**Set task**:
Extract the listing in its entirety, keeping each line identical to the original.

**Collected data**:

/---

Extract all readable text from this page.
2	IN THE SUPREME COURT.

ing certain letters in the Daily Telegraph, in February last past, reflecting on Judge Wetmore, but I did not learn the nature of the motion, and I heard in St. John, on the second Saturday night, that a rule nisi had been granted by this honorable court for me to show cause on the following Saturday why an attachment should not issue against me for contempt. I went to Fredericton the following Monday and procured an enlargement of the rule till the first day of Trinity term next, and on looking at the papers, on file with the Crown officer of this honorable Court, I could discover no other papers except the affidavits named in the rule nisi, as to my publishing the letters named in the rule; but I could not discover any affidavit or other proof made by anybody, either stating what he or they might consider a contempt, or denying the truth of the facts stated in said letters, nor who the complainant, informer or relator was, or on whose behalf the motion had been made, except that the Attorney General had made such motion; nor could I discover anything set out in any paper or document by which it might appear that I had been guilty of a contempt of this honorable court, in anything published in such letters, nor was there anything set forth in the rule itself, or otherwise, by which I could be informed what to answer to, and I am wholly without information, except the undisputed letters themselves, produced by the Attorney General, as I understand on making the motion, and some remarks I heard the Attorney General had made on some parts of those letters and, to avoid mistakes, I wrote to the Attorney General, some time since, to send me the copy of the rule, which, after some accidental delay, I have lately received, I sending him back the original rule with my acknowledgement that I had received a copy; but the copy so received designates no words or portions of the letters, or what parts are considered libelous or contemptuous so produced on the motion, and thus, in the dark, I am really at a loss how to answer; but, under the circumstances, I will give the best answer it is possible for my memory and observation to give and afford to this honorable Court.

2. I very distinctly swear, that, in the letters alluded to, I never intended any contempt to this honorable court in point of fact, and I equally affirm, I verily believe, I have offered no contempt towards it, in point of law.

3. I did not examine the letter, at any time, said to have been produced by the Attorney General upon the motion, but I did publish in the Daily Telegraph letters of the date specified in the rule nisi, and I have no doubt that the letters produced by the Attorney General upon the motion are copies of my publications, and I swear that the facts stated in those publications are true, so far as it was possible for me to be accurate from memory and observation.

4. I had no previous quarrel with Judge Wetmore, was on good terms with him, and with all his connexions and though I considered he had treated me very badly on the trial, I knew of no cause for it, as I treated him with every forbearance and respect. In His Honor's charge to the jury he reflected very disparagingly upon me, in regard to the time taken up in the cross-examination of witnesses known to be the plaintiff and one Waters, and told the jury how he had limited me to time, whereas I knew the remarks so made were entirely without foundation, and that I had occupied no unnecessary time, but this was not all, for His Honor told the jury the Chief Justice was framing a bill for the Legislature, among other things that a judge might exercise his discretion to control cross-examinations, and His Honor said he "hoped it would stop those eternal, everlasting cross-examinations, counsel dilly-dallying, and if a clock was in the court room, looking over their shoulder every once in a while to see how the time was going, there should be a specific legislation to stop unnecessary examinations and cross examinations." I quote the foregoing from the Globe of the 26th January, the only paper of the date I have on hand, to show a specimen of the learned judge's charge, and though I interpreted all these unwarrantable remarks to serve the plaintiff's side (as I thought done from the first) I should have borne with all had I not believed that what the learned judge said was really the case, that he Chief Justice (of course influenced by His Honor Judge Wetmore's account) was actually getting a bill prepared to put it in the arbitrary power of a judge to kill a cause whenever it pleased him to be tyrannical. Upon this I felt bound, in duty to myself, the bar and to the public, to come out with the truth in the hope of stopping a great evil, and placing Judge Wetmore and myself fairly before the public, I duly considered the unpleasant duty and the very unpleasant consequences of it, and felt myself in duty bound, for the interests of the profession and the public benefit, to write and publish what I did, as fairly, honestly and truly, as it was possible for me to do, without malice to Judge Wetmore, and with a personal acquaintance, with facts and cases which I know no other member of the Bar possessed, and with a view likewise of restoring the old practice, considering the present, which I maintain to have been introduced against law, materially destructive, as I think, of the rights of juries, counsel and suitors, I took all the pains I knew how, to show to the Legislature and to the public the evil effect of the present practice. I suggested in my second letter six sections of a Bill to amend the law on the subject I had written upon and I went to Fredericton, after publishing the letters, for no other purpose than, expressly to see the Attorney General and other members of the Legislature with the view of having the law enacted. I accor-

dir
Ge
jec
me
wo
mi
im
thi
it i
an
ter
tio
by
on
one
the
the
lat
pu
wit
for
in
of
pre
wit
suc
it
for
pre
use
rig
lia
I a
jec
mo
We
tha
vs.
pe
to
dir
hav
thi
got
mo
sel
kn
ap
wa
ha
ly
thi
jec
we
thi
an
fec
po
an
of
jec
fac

\---

**Full response**:
Extract all readable text from this page.
2	IN THE SUPREME COURT.

ing certain letters in the Daily Telegraph, in February last past, reflecting on Judge Wetmore, but I did not learn the nature of the motion, and I heard in St. John, on the second Saturday night, that a rule nisi had been granted by this honorable court for me to show cause on the following Saturday why an attachment should not issue against me for contempt. I went to Fredericton the following Monday and procured an enlargement of the rule till the first day of Trinity term next, and on looking at the papers, on file with the Crown officer of this honorable Court, I could discover no other papers except the affidavits named in the rule nisi, as to my publishing the letters named in the rule; but I could not discover any affidavit or other proof made by anybody, either stating what he or they might consider a contempt, or denying the truth of the facts stated in said letters, nor who the complainant, informer or relator was, or on whose behalf the motion had been made, except that the Attorney General had made such motion; nor could I discover anything set out in any paper or document by which it might appear that I had been guilty of a contempt of this honorable court, in anything published in such letters, nor was there anything set forth in the rule itself, or otherwise, by which I could be informed what to answer to, and I am wholly without information, except the undisputed letters themselves, produced by the Attorney General, as I understand on making the motion, and some remarks I heard the Attorney General had made on some parts of those letters and, to avoid mistakes, I wrote to the Attorney General, some time since, to send me the copy of the rule, which, after some accidental delay, I have lately received, I sending him back the original rule with my acknowledgement that I had received a copy; but the copy so received designates no words or portions of the letters, or what parts are considered libelous or contemptuous so produced on the motion, and thus, in the dark, I am really at a loss how to answer; but, under the circumstances, I will give the best answer it is possible for my memory and observation to give and afford to this honorable Court.

2. I very distinctly swear, that, in the letters alluded to, I never intended any contempt to this honorable court in point of fact, and I equally affirm, I verily believe, I have offered no contempt towards it, in point of law.

3. I did not examine the letter, at any time, said to have been produced by the Attorney General upon the motion, but I did publish in the Daily Telegraph letters of the date specified in the rule nisi, and I have no doubt that the letters produced by the Attorney General upon the motion are copies of my publications, and I swear that the facts stated in those publications are true, so far as it was possible for me to be accurate from memory and observation.

4. I had no previous quarrel with Judge Wetmore, was on good terms with him, and with all his connexions and though I considered he had treated me very badly on the trial, I knew of no cause for it, as I treated him with every forbearance and respect. In His Honor's charge to the jury he reflected very disparagingly upon me, in regard to the time taken up in the cross-examination of witnesses known to be the plaintiff and one Waters, and told the jury how he had limited me to time, whereas I knew the remarks so made were entirely without foundation, and that I had occupied no unnecessary time, but this was not all, for His Honor told the jury the Chief Justice was framing a bill for the Legislature, among other things that a judge might exercise his discretion to control cross-examinations, and His Honor said he "hoped it would stop those eternal, everlasting cross-examinations, counsel dilly-dallying, and if a clock was in the court room, looking over their shoulder every once in a while to see how the time was going, there should be a specific legislation to stop unnecessary examinations and cross examinations." I quote the foregoing from the Globe of the 26th January, the only paper of the date I have on hand, to show a specimen of the learned judge's charge, and though I interpreted all these unwarrantable remarks to serve the plaintiff's side (as I thought done from the first) I should have borne with all had I not believed that what the learned judge said was really the case, that he Chief Justice (of course influenced by His Honor Judge Wetmore's account) was actually getting a bill prepared to put it in the arbitrary power of a judge to kill a cause whenever it pleased him to be tyrannical. Upon this I felt bound, in duty to myself, the bar and to the public, to come out with the truth in the hope of stopping a great evil, and placing Judge Wetmore and myself fairly before the public, I duly considered the unpleasant duty and the very unpleasant consequences of it, and felt myself in duty bound, for the interests of the profession and the public benefit, to write and publish what I did, as fairly, honestly and truly, as it was possible for me to do, without malice to Judge Wetmore, and with a personal acquaintance, with facts and cases which I know no other member of the Bar possessed, and with a view likewise of restoring the old practice, considering the present, which I maintain to have been introduced against law, materially destructive, as I think, of the rights of juries, counsel and suitors, I took all the pains I knew how, to show to the Legislature and to the public the evil effect of the present practice. I suggested in my second letter six sections of a Bill to amend the law on the subject I had written upon and I went to Fredericton, after publishing the letters, for no other purpose than, expressly to see the Attorney General and other members of the Legislature with the view of having the law enacted. I accor-

dir
Ge
jec
me
wo
mi
im
thi
it i
an
ter
tio
by
on
one
the
the
lat
pu
wit
for
in
of
pre
wit
suc
it
for
pre
use
rig
lia
I a
jec
mo
We
tha
vs.
pe
to
dir
hav
thi
got
mo
sel
kn
ap
wa
ha
ly
thi
jec
we
thi
an
fec
po
an
of
jec
fac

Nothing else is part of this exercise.